The exercise.
Go over the entries below line by line, copying each one that contains the word "curlyhairstyles".

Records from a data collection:
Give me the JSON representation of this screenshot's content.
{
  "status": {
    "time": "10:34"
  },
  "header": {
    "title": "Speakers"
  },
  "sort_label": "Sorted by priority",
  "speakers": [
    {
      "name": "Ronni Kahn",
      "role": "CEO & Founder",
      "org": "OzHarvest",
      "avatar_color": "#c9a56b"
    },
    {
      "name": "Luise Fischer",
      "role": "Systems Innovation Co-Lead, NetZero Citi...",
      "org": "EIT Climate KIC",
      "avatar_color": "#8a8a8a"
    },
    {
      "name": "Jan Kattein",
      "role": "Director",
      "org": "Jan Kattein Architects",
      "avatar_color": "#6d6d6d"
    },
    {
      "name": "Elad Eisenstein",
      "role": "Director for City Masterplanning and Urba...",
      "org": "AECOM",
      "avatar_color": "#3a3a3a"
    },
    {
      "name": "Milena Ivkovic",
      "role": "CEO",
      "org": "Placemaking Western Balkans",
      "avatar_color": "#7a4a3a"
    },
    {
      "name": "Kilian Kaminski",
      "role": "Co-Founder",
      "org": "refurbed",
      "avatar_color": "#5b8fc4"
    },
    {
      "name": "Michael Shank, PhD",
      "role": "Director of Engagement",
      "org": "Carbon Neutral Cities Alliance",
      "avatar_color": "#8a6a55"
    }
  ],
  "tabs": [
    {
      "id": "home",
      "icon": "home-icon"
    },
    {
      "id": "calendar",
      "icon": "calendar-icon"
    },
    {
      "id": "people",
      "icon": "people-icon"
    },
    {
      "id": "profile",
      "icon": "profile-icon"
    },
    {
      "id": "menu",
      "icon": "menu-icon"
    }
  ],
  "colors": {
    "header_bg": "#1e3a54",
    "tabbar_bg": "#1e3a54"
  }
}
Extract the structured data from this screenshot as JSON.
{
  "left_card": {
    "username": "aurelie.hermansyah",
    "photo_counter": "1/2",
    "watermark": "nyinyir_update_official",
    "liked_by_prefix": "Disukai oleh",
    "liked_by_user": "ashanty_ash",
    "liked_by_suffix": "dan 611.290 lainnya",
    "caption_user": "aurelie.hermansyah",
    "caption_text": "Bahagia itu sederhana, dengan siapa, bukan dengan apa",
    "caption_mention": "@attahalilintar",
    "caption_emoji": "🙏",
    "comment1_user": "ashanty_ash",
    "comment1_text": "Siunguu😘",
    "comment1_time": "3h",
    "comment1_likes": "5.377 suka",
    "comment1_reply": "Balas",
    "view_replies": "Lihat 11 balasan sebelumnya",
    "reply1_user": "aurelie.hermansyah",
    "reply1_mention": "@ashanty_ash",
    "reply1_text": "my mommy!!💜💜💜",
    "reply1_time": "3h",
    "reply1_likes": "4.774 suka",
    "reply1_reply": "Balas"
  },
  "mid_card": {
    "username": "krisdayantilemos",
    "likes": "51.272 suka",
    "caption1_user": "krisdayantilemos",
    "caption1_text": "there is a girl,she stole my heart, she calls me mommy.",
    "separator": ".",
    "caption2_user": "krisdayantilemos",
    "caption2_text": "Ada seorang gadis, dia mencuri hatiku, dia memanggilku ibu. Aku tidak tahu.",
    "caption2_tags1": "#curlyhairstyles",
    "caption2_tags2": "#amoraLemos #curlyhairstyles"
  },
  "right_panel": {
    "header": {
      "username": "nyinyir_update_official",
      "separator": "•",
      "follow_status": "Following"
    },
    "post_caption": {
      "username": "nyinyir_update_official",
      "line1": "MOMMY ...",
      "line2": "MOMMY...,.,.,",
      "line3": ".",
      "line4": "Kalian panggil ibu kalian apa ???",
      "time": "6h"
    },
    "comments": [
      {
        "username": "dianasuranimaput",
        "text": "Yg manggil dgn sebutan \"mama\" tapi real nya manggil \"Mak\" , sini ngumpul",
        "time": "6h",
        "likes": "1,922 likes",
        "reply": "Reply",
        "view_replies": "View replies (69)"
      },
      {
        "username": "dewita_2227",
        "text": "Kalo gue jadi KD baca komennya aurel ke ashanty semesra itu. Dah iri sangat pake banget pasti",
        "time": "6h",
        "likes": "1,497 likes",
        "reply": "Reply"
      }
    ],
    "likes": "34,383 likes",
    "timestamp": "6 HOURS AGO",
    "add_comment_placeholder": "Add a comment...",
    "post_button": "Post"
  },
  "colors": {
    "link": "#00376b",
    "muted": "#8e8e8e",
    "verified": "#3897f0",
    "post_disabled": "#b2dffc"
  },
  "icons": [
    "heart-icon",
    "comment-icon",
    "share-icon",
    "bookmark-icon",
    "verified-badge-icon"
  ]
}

Result of the task.
    "caption2_tags1": "#curlyhairstyles",
    "caption2_tags2": "#amoraLemos #curlyhairstyles"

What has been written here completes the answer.